▸ **Consigne**:
Extrayez le texte ci-dessous sur la sainteté en le recopiant intégralement, mot pour mot.

Un vecteur, mais vers où ? Vers une passion, un hobby ? Insuffisant !
Si le sens de ma vie est de fabriquer des pizzas, sera-ce suffisant pour faire de moi une sainte ? Assurément, non… Peut-être m’appellera-t-on « la papesse de la pizza » (au moins, cela ne me sera pas interdit), mais je ne serai jamais « la sainte des pizzas » !
Pour faire un saint, il faut « de l’autre ». Je le dis trivialement, mais tout est là. Le saint a réussi cette « sortie de soi » que l’on appelle aussi l’extase, qui est surtout l’oubli de soi, selon le mot de Georges Bernanos (« La grâce est de s’oublier ». (Journal d’un curé de campagne) Oui, le saint « s’aime humblement » et s’oublie.
La sainteté n’est plus loin lorsque je m’oblige au-delà de moi, vers le visage d’autrui, et que je le préfère au mien.

▸ **Enregistrements**:

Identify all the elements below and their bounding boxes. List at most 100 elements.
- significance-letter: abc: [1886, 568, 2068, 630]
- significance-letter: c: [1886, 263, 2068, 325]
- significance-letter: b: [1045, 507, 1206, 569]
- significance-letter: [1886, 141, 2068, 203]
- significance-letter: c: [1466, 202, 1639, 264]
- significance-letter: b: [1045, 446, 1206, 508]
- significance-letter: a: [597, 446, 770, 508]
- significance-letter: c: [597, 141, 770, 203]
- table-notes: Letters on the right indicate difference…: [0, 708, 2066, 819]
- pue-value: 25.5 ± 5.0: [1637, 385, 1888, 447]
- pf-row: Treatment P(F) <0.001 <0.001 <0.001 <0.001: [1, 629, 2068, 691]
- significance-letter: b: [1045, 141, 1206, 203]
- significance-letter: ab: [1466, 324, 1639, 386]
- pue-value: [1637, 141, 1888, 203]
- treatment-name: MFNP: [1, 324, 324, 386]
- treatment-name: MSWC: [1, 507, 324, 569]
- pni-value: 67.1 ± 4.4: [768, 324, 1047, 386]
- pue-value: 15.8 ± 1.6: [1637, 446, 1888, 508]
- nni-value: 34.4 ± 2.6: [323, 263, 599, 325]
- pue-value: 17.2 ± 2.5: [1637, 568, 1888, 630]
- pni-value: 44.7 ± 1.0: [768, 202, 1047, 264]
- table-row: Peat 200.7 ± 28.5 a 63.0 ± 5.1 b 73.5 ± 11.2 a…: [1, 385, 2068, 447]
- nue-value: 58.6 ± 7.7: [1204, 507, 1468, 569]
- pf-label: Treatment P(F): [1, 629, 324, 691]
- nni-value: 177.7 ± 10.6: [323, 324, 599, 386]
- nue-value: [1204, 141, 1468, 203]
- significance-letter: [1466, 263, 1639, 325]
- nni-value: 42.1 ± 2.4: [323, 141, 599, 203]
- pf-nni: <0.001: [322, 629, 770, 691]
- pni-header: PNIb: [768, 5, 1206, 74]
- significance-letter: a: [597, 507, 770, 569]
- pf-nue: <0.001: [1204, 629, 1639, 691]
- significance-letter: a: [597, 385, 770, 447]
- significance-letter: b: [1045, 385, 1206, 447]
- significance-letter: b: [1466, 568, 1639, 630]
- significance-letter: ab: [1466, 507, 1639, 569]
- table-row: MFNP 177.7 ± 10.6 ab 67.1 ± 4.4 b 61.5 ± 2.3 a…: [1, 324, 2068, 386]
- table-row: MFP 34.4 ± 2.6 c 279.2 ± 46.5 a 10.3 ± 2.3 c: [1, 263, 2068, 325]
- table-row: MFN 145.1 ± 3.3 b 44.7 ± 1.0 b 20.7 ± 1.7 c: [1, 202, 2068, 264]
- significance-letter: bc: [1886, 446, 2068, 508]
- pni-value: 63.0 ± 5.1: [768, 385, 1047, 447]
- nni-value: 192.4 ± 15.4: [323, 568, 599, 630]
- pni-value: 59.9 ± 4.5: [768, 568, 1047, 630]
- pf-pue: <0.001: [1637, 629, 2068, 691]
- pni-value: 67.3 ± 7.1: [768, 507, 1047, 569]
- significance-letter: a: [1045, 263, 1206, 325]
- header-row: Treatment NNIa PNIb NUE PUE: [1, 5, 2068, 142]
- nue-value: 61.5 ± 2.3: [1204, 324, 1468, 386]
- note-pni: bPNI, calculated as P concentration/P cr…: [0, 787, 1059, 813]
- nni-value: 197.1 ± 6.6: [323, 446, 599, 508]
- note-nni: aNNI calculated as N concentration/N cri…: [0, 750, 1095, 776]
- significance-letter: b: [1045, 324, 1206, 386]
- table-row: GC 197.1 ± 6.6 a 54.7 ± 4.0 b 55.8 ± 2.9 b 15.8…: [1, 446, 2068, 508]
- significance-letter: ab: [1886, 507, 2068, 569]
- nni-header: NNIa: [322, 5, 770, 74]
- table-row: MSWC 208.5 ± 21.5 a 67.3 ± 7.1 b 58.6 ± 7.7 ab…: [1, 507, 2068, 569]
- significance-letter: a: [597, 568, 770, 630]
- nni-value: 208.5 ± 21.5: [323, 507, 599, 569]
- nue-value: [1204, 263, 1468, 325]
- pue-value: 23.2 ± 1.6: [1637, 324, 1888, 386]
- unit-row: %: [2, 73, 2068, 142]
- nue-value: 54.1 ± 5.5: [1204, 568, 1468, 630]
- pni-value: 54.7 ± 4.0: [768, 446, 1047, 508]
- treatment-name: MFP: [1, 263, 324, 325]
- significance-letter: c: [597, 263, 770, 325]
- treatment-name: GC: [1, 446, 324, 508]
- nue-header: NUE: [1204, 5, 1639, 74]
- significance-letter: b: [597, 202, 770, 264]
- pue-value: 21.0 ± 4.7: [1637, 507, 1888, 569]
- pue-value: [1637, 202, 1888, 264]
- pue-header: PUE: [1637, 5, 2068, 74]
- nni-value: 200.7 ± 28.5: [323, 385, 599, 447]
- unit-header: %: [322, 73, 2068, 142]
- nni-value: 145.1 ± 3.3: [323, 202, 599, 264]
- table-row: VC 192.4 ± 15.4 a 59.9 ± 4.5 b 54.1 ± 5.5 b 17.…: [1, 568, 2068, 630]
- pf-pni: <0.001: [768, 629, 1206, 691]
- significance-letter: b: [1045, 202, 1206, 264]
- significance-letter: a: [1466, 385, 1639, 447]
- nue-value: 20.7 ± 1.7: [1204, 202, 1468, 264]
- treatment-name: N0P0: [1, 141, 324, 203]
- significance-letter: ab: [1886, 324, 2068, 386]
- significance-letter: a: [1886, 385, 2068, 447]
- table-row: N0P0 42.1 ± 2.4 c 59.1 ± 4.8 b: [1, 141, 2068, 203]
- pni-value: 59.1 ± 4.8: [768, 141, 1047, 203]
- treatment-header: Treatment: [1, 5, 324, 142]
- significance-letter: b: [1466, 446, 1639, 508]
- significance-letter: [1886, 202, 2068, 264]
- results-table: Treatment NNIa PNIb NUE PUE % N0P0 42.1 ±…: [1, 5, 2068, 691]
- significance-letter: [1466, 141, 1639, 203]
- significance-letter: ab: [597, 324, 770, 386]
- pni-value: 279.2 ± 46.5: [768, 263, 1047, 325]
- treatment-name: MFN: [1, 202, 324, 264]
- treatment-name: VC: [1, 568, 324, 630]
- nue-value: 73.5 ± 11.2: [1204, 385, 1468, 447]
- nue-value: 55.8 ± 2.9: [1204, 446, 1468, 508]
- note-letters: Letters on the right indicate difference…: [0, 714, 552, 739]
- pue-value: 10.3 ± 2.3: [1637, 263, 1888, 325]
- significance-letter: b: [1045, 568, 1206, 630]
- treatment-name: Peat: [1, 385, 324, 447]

▸ **Corrigé détaillé**:
Un vecteur, mais vers où ? Vers une passion, un hobby ? Insuffisant !
Si le sens de ma vie est de fabriquer des pizzas, sera-ce suffisant pour faire de moi une sainte ? Assurément, non… Peut-être m’appellera-t-on « la papesse de la pizza » (au moins, cela ne me sera pas interdit), mais je ne serai jamais « la sainte des pizzas » !
Pour faire un saint, il faut « de l’autre ». Je le dis trivialement, mais tout est là. Le saint a réussi cette « sortie de soi » que l’on appelle aussi l’extase, qui est surtout l’oubli de soi, selon le mot de Georges Bernanos (« La grâce est de s’oublier ». (Journal d’un curé de campagne) Oui, le saint « s’aime humblement » et s’oublie.
La sainteté n’est plus loin lorsque je m’oblige au-delà de moi, vers le visage d’autrui, et que je le préfère au mien.